* [TO BE DONE]
Present every line in which the string "values" appears.

* [DATA FOR PROCESSING]
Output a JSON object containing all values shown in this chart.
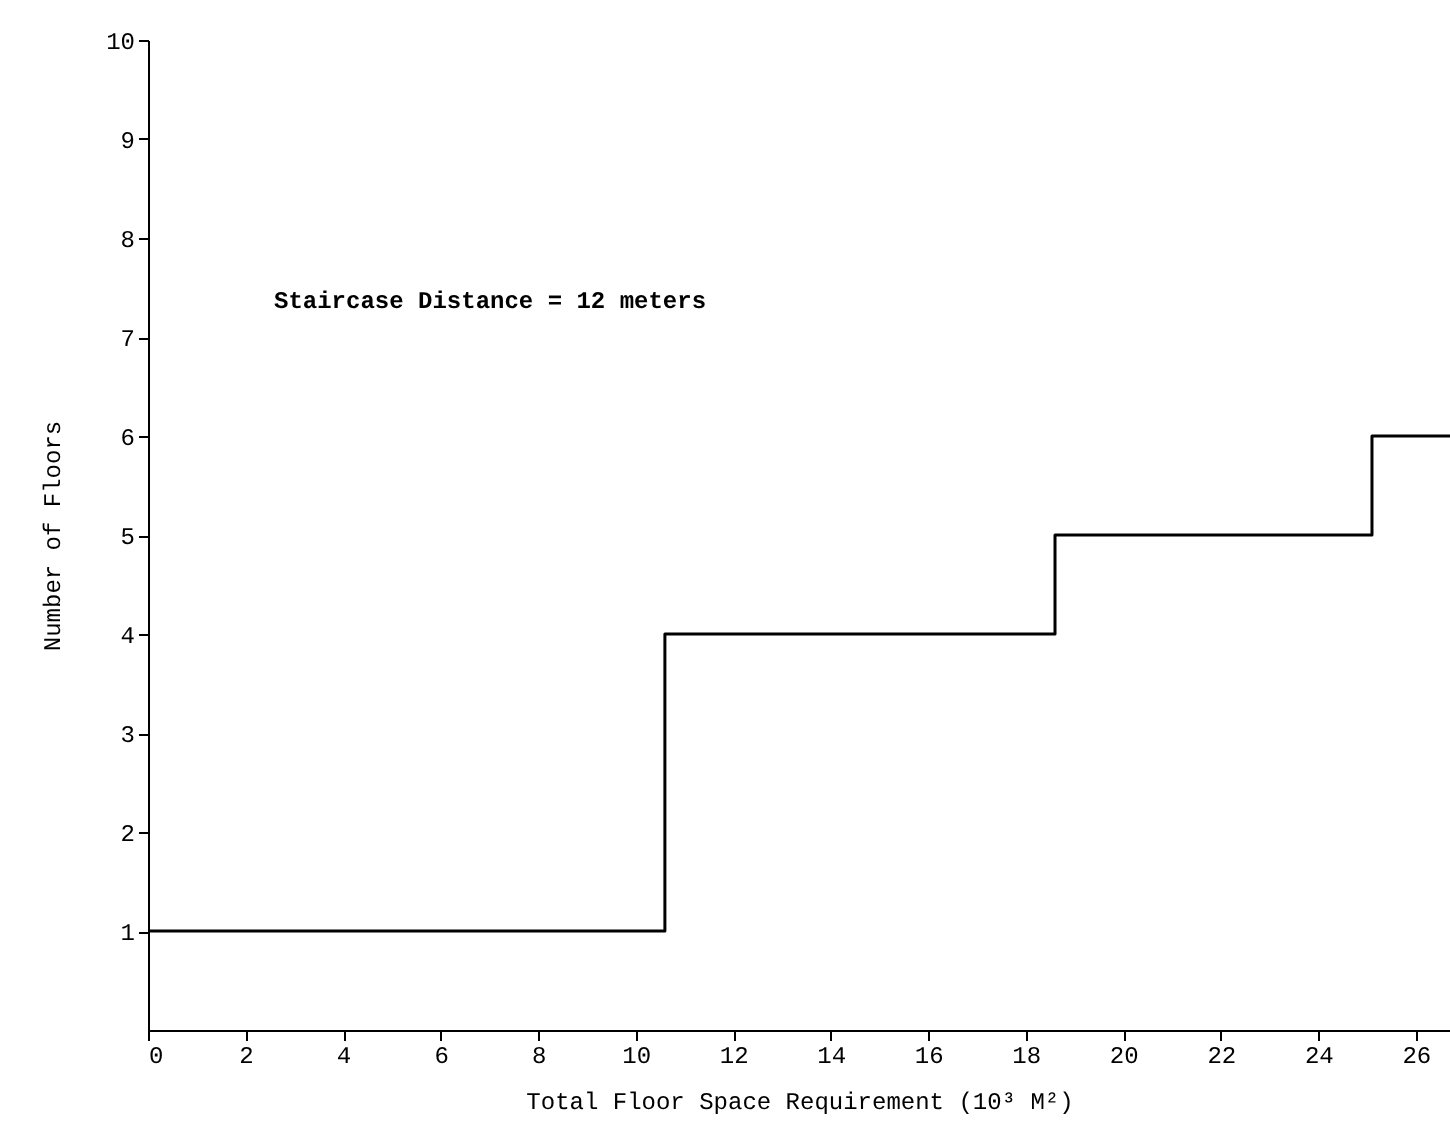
{
  "chart_data": {
    "type": "step",
    "xlabel": "Total Floor Space Requirement (10³ M²)",
    "ylabel": "Number of Floors",
    "annotations": [
      "Staircase Distance = 12 meters"
    ],
    "x": [
      0,
      10.6,
      18.6,
      25.1,
      26.7
    ],
    "series": [
      {
        "color": "#000000",
        "values": [
          1,
          4,
          5,
          6,
          6
        ]
      }
    ],
    "xlim": [
      0,
      26.7
    ],
    "xticks": [
      0,
      2,
      4,
      6,
      8,
      10,
      12,
      14,
      16,
      18,
      20,
      22,
      24,
      26
    ],
    "ylim": [
      0,
      10
    ],
    "yticks": [
      1,
      2,
      3,
      4,
      5,
      6,
      7,
      8,
      9,
      10
    ],
    "grid": false,
    "marker": "none",
    "line_style": "solid"
  }
}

* [RESULT]
Output a JSON object containing all values shown in this chart.
        "values": [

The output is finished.